TO DO: Give the material once more, word for word, without any images.

_ _ _

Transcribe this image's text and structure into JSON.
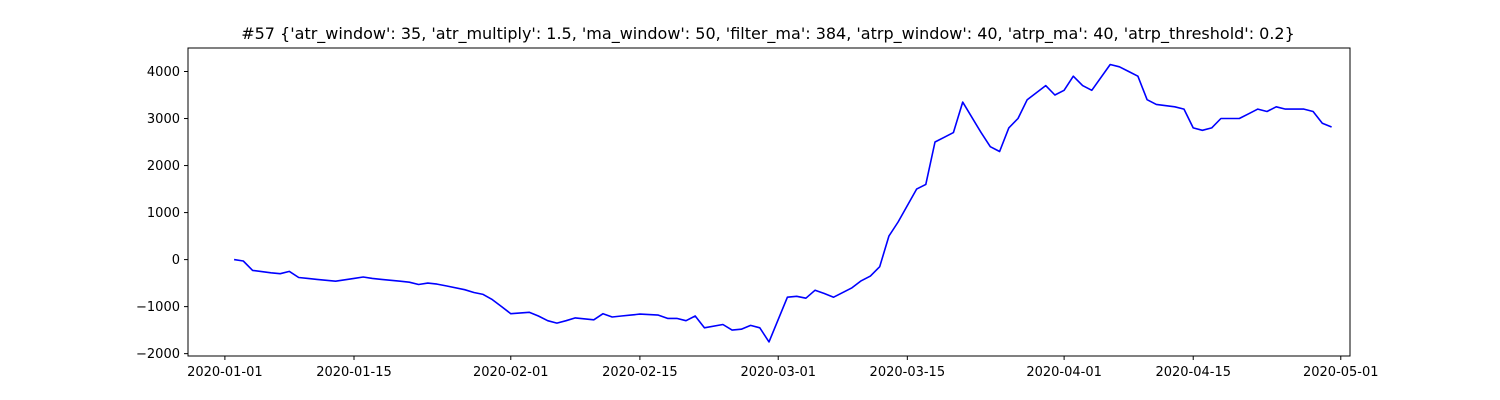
{
  "chart_data": {
    "type": "line",
    "title": "#57 {'atr_window': 35, 'atr_multiply': 1.5, 'ma_window': 50, 'filter_ma': 384, 'atrp_window': 40, 'atrp_ma': 40, 'atrp_threshold': 0.2}",
    "xlabel": "",
    "ylabel": "",
    "x_axis_type": "date",
    "xlim": [
      "2019-12-28",
      "2020-05-02"
    ],
    "ylim": [
      -2050,
      4500
    ],
    "x_ticks": [
      "2020-01-01",
      "2020-01-15",
      "2020-02-01",
      "2020-02-15",
      "2020-03-01",
      "2020-03-15",
      "2020-04-01",
      "2020-04-15",
      "2020-05-01"
    ],
    "y_ticks": [
      -2000,
      -1000,
      0,
      1000,
      2000,
      3000,
      4000
    ],
    "grid": false,
    "line_color": "#0000ff",
    "series": [
      {
        "x": [
          "2020-01-02",
          "2020-01-03",
          "2020-01-04",
          "2020-01-06",
          "2020-01-07",
          "2020-01-08",
          "2020-01-09",
          "2020-01-10",
          "2020-01-11",
          "2020-01-13",
          "2020-01-14",
          "2020-01-15",
          "2020-01-16",
          "2020-01-17",
          "2020-01-18",
          "2020-01-20",
          "2020-01-21",
          "2020-01-22",
          "2020-01-23",
          "2020-01-24",
          "2020-01-25",
          "2020-01-27",
          "2020-01-28",
          "2020-01-29",
          "2020-01-30",
          "2020-01-31",
          "2020-02-01",
          "2020-02-03",
          "2020-02-04",
          "2020-02-05",
          "2020-02-06",
          "2020-02-07",
          "2020-02-08",
          "2020-02-10",
          "2020-02-11",
          "2020-02-12",
          "2020-02-13",
          "2020-02-14",
          "2020-02-15",
          "2020-02-17",
          "2020-02-18",
          "2020-02-19",
          "2020-02-20",
          "2020-02-21",
          "2020-02-22",
          "2020-02-24",
          "2020-02-25",
          "2020-02-26",
          "2020-02-27",
          "2020-02-28",
          "2020-02-29",
          "2020-03-02",
          "2020-03-03",
          "2020-03-04",
          "2020-03-05",
          "2020-03-06",
          "2020-03-07",
          "2020-03-09",
          "2020-03-10",
          "2020-03-11",
          "2020-03-12",
          "2020-03-13",
          "2020-03-14",
          "2020-03-16",
          "2020-03-17",
          "2020-03-18",
          "2020-03-19",
          "2020-03-20",
          "2020-03-21",
          "2020-03-23",
          "2020-03-24",
          "2020-03-25",
          "2020-03-26",
          "2020-03-27",
          "2020-03-28",
          "2020-03-30",
          "2020-03-31",
          "2020-04-01",
          "2020-04-02",
          "2020-04-03",
          "2020-04-04",
          "2020-04-06",
          "2020-04-07",
          "2020-04-08",
          "2020-04-09",
          "2020-04-10",
          "2020-04-11",
          "2020-04-13",
          "2020-04-14",
          "2020-04-15",
          "2020-04-16",
          "2020-04-17",
          "2020-04-18",
          "2020-04-20",
          "2020-04-21",
          "2020-04-22",
          "2020-04-23",
          "2020-04-24",
          "2020-04-25",
          "2020-04-27",
          "2020-04-28",
          "2020-04-29",
          "2020-04-30"
        ],
        "values": [
          0,
          -30,
          -230,
          -280,
          -300,
          -250,
          -380,
          -400,
          -420,
          -460,
          -430,
          -400,
          -370,
          -400,
          -420,
          -460,
          -480,
          -530,
          -500,
          -520,
          -560,
          -640,
          -700,
          -740,
          -850,
          -1000,
          -1150,
          -1120,
          -1200,
          -1300,
          -1350,
          -1300,
          -1240,
          -1280,
          -1150,
          -1220,
          -1200,
          -1180,
          -1160,
          -1180,
          -1250,
          -1250,
          -1300,
          -1200,
          -1450,
          -1380,
          -1500,
          -1480,
          -1400,
          -1450,
          -1750,
          -800,
          -780,
          -820,
          -650,
          -720,
          -800,
          -600,
          -450,
          -350,
          -150,
          500,
          800,
          1500,
          1600,
          2500,
          2600,
          2700,
          3350,
          2700,
          2400,
          2300,
          2800,
          3000,
          3400,
          3700,
          3500,
          3600,
          3900,
          3700,
          3600,
          4150,
          4100,
          4000,
          3900,
          3400,
          3300,
          3250,
          3200,
          2800,
          2750,
          2800,
          3000,
          3000,
          3100,
          3200,
          3150,
          3250,
          3200,
          3200,
          3150,
          2900,
          2820
        ]
      }
    ]
  }
}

_ _ _

CORRECT OUTPUT:
Transcribe this image's text and structure into JSON.
{
  "chart_data": {
    "type": "line",
    "title": "#57 {'atr_window': 35, 'atr_multiply': 1.5, 'ma_window': 50, 'filter_ma': 384, 'atrp_window': 40, 'atrp_ma': 40, 'atrp_threshold': 0.2}",
    "xlabel": "",
    "ylabel": "",
    "x_axis_type": "date",
    "xlim": [
      "2019-12-28",
      "2020-05-02"
    ],
    "ylim": [
      -2050,
      4500
    ],
    "x_ticks": [
      "2020-01-01",
      "2020-01-15",
      "2020-02-01",
      "2020-02-15",
      "2020-03-01",
      "2020-03-15",
      "2020-04-01",
      "2020-04-15",
      "2020-05-01"
    ],
    "y_ticks": [
      -2000,
      -1000,
      0,
      1000,
      2000,
      3000,
      4000
    ],
    "grid": false,
    "line_color": "#0000ff",
    "series": [
      {
        "x": [
          "2020-01-02",
          "2020-01-03",
          "2020-01-04",
          "2020-01-06",
          "2020-01-07",
          "2020-01-08",
          "2020-01-09",
          "2020-01-10",
          "2020-01-11",
          "2020-01-13",
          "2020-01-14",
          "2020-01-15",
          "2020-01-16",
          "2020-01-17",
          "2020-01-18",
          "2020-01-20",
          "2020-01-21",
          "2020-01-22",
          "2020-01-23",
          "2020-01-24",
          "2020-01-25",
          "2020-01-27",
          "2020-01-28",
          "2020-01-29",
          "2020-01-30",
          "2020-01-31",
          "2020-02-01",
          "2020-02-03",
          "2020-02-04",
          "2020-02-05",
          "2020-02-06",
          "2020-02-07",
          "2020-02-08",
          "2020-02-10",
          "2020-02-11",
          "2020-02-12",
          "2020-02-13",
          "2020-02-14",
          "2020-02-15",
          "2020-02-17",
          "2020-02-18",
          "2020-02-19",
          "2020-02-20",
          "2020-02-21",
          "2020-02-22",
          "2020-02-24",
          "2020-02-25",
          "2020-02-26",
          "2020-02-27",
          "2020-02-28",
          "2020-02-29",
          "2020-03-02",
          "2020-03-03",
          "2020-03-04",
          "2020-03-05",
          "2020-03-06",
          "2020-03-07",
          "2020-03-09",
          "2020-03-10",
          "2020-03-11",
          "2020-03-12",
          "2020-03-13",
          "2020-03-14",
          "2020-03-16",
          "2020-03-17",
          "2020-03-18",
          "2020-03-19",
          "2020-03-20",
          "2020-03-21",
          "2020-03-23",
          "2020-03-24",
          "2020-03-25",
          "2020-03-26",
          "2020-03-27",
          "2020-03-28",
          "2020-03-30",
          "2020-03-31",
          "2020-04-01",
          "2020-04-02",
          "2020-04-03",
          "2020-04-04",
          "2020-04-06",
          "2020-04-07",
          "2020-04-08",
          "2020-04-09",
          "2020-04-10",
          "2020-04-11",
          "2020-04-13",
          "2020-04-14",
          "2020-04-15",
          "2020-04-16",
          "2020-04-17",
          "2020-04-18",
          "2020-04-20",
          "2020-04-21",
          "2020-04-22",
          "2020-04-23",
          "2020-04-24",
          "2020-04-25",
          "2020-04-27",
          "2020-04-28",
          "2020-04-29",
          "2020-04-30"
        ],
        "values": [
          0,
          -30,
          -230,
          -280,
          -300,
          -250,
          -380,
          -400,
          -420,
          -460,
          -430,
          -400,
          -370,
          -400,
          -420,
          -460,
          -480,
          -530,
          -500,
          -520,
          -560,
          -640,
          -700,
          -740,
          -850,
          -1000,
          -1150,
          -1120,
          -1200,
          -1300,
          -1350,
          -1300,
          -1240,
          -1280,
          -1150,
          -1220,
          -1200,
          -1180,
          -1160,
          -1180,
          -1250,
          -1250,
          -1300,
          -1200,
          -1450,
          -1380,
          -1500,
          -1480,
          -1400,
          -1450,
          -1750,
          -800,
          -780,
          -820,
          -650,
          -720,
          -800,
          -600,
          -450,
          -350,
          -150,
          500,
          800,
          1500,
          1600,
          2500,
          2600,
          2700,
          3350,
          2700,
          2400,
          2300,
          2800,
          3000,
          3400,
          3700,
          3500,
          3600,
          3900,
          3700,
          3600,
          4150,
          4100,
          4000,
          3900,
          3400,
          3300,
          3250,
          3200,
          2800,
          2750,
          2800,
          3000,
          3000,
          3100,
          3200,
          3150,
          3250,
          3200,
          3200,
          3150,
          2900,
          2820
        ]
      }
    ]
  }
}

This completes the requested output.